start DATA FOR THE TASK
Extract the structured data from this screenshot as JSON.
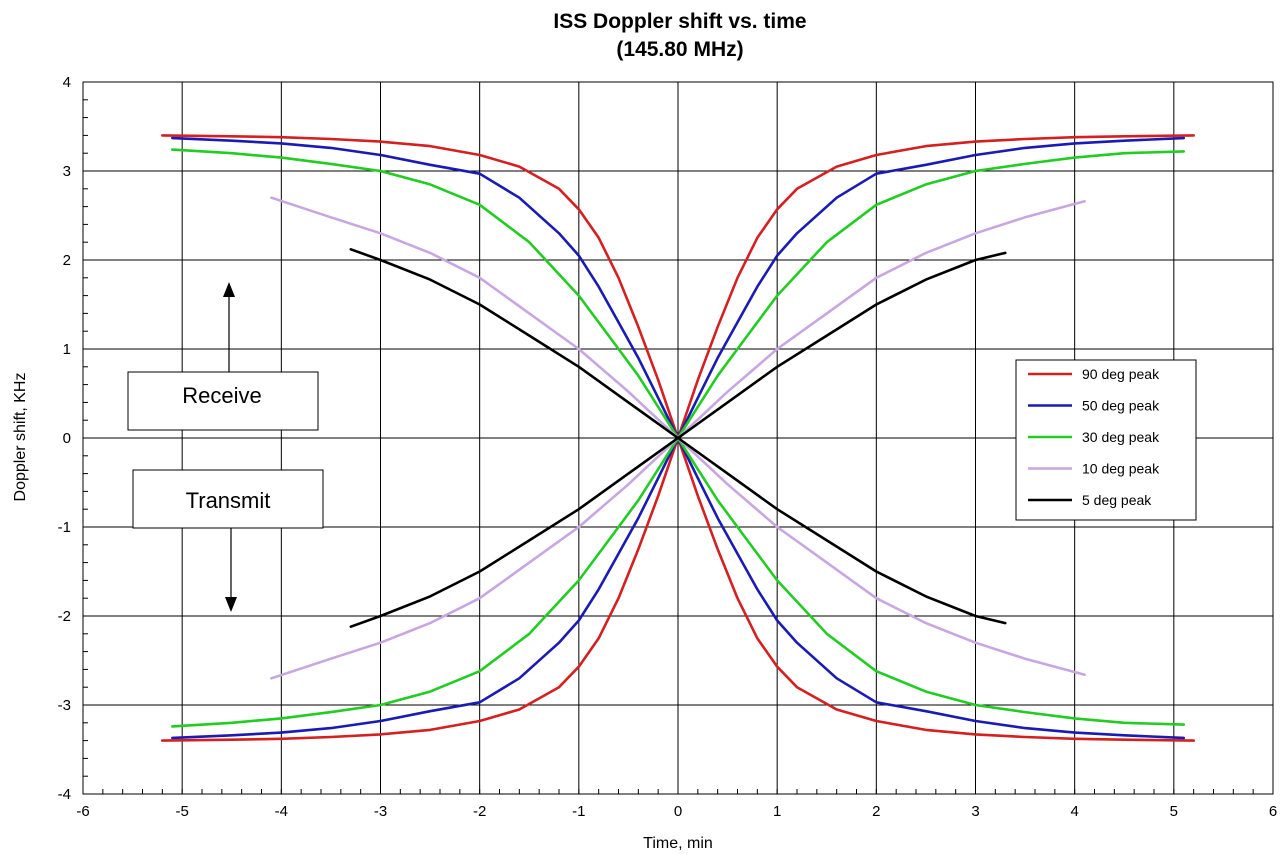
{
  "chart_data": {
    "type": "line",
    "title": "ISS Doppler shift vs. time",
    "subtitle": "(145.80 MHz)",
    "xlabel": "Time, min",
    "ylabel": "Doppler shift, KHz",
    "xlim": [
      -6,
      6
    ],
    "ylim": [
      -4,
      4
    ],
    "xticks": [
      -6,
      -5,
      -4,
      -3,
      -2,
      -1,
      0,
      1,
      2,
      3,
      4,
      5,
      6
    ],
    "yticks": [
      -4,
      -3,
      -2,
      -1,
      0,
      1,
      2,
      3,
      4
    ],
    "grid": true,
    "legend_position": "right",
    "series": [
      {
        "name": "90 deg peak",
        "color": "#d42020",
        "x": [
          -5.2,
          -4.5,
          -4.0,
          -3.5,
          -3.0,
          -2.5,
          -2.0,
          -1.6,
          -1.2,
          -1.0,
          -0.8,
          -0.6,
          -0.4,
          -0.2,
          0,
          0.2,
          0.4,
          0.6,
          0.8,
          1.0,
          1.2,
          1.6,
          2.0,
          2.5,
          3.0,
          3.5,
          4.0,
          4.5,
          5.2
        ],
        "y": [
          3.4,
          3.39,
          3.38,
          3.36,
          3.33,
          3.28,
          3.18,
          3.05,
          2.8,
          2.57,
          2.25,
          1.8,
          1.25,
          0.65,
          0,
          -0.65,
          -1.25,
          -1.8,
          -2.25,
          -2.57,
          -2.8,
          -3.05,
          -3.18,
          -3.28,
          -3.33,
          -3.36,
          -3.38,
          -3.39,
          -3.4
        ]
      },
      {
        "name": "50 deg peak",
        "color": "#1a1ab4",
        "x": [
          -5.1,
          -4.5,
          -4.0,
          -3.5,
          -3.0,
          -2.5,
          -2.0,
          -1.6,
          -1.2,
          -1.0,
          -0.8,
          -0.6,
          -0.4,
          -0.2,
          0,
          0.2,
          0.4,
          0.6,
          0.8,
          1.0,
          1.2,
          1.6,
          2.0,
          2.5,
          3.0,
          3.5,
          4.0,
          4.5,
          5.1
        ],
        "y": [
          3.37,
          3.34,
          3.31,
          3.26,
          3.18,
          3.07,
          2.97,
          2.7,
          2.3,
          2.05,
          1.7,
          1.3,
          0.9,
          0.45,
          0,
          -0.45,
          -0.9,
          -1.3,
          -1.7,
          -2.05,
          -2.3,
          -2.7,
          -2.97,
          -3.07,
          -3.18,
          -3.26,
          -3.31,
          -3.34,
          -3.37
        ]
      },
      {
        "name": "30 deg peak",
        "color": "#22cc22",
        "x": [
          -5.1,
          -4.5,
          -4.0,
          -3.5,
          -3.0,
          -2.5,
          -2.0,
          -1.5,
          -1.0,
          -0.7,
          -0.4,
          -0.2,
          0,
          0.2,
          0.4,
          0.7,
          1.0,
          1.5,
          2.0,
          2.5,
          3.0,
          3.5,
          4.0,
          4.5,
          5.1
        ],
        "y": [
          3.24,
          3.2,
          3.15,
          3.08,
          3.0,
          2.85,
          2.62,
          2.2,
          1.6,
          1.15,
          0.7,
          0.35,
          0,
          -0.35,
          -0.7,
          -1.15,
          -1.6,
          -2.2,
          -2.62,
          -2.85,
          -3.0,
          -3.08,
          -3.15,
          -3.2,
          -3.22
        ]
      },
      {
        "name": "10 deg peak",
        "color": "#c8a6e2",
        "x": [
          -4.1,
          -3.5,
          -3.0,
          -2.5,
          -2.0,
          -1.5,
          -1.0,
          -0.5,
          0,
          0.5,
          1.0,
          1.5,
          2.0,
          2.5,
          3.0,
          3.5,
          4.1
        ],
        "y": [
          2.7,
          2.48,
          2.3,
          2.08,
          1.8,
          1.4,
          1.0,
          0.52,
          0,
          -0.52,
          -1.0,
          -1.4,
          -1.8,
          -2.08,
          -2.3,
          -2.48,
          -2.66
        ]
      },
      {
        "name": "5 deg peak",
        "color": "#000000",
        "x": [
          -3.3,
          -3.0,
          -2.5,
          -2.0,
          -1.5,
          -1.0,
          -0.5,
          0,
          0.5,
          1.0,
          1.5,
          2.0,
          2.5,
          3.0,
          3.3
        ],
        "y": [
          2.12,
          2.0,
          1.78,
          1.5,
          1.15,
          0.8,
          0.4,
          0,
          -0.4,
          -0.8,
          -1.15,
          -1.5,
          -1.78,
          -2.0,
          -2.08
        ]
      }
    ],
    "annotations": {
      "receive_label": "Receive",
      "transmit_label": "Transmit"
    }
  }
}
end DATA FOR THE TASK
TO BE DONE
Identify all lines where the word "peak" shows up. Copy them.

FINAL RESULT
        "name": "90 deg peak",
        "name": "50 deg peak",
        "name": "30 deg peak",
        "name": "10 deg peak",
        "name": "5 deg peak",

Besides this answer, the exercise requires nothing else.